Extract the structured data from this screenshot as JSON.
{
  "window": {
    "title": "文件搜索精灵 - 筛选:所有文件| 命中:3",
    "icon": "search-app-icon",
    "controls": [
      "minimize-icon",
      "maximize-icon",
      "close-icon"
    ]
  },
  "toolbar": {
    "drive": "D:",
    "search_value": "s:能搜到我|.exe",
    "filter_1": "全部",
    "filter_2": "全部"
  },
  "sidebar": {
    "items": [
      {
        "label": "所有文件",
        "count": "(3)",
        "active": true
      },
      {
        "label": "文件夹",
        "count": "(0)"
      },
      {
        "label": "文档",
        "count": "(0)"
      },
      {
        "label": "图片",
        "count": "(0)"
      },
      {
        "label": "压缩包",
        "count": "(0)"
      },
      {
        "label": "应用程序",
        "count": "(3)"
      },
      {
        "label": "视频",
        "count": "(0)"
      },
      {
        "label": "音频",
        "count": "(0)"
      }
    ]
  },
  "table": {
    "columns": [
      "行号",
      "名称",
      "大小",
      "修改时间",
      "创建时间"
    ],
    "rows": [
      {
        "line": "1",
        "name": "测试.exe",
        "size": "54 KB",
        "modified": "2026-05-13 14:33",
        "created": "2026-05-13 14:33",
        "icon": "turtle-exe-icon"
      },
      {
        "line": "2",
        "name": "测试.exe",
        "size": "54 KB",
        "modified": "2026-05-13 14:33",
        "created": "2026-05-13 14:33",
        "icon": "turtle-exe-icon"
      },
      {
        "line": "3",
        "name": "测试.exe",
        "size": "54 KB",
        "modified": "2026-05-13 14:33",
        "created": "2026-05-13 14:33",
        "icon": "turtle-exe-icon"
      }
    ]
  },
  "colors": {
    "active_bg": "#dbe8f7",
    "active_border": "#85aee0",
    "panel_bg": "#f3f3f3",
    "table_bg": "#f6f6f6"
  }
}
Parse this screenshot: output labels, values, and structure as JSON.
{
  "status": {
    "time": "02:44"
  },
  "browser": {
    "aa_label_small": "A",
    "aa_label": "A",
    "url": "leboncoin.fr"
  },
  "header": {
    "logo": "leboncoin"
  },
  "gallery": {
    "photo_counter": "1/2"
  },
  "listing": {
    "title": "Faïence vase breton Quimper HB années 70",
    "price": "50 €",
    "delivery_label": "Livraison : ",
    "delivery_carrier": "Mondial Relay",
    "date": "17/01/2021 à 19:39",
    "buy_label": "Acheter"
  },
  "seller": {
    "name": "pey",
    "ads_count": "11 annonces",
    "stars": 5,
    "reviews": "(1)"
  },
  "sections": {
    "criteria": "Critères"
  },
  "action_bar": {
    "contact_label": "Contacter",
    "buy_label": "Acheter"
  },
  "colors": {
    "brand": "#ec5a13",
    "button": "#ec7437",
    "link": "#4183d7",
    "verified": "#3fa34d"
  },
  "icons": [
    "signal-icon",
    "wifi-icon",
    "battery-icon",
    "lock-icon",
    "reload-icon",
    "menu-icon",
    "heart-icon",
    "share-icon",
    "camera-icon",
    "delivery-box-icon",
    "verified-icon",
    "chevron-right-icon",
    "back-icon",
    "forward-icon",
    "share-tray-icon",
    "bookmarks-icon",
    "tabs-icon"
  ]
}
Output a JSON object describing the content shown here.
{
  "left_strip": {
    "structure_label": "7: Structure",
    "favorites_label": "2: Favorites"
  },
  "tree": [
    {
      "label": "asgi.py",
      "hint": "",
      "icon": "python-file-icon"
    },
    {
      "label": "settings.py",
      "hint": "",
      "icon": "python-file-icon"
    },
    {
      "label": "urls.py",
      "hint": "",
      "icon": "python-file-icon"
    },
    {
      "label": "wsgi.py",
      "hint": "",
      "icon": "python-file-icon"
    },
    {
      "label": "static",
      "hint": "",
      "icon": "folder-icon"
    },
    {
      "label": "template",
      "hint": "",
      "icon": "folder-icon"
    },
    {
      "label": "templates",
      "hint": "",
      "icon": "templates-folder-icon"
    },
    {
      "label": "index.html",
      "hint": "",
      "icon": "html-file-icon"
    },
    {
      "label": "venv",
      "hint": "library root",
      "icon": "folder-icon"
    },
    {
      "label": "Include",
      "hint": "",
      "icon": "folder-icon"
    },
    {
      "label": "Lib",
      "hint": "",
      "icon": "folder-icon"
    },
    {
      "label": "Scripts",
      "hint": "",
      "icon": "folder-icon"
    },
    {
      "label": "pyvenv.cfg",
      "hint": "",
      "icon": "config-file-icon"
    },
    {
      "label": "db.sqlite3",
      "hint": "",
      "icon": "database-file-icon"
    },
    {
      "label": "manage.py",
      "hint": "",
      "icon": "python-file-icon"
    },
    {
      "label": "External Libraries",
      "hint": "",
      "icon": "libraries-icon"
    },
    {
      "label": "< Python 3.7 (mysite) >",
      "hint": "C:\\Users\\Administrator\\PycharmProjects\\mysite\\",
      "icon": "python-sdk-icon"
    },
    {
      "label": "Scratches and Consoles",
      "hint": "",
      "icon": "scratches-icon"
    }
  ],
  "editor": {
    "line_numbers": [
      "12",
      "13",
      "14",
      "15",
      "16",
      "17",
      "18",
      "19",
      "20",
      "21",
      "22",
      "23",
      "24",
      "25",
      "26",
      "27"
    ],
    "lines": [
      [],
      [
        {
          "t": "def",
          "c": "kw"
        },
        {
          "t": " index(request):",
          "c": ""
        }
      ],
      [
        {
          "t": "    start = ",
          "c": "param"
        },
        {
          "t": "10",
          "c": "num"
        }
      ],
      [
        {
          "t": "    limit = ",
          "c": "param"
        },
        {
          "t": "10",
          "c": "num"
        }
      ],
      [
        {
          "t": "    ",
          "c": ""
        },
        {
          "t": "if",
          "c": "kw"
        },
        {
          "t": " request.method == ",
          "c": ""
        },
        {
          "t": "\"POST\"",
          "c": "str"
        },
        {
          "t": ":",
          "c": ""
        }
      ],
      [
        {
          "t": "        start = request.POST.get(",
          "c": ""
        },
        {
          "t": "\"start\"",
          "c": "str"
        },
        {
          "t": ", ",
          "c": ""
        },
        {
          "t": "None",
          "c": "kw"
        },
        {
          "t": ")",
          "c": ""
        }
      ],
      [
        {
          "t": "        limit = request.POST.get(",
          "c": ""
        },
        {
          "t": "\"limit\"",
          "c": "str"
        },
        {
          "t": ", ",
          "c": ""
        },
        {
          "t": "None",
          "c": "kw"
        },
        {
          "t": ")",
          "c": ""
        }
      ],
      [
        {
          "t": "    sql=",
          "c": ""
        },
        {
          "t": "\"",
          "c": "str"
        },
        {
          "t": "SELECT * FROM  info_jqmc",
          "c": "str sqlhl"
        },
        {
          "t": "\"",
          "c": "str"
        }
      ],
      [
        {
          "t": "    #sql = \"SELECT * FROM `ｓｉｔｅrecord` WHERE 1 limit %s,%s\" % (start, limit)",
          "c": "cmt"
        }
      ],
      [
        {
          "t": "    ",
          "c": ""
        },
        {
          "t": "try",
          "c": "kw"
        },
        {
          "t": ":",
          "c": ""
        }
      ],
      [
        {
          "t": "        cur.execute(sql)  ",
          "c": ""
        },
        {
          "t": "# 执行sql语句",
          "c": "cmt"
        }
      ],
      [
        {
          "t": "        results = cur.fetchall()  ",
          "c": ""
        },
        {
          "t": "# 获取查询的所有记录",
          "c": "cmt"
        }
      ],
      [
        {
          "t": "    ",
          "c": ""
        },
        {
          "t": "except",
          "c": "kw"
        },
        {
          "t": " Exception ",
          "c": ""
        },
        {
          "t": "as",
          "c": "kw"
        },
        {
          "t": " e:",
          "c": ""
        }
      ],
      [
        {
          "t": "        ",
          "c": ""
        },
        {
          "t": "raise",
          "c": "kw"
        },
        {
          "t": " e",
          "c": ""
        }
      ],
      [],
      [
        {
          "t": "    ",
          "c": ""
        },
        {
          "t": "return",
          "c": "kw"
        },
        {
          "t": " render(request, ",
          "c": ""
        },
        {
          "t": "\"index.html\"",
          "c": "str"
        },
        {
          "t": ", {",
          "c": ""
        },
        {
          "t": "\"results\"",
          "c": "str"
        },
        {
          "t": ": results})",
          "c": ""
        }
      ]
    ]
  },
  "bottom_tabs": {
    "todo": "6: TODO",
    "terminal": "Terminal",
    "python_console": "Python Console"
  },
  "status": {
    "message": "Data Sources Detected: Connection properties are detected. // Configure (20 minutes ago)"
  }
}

Task prompt — Return the lines of the records that include the string "JSON".

Task answer —
Extract the structured data from this screenshot as JSON.
Parse this screenshot: output labels, values, and structure as JSON.
Output a JSON object describing the content shown here.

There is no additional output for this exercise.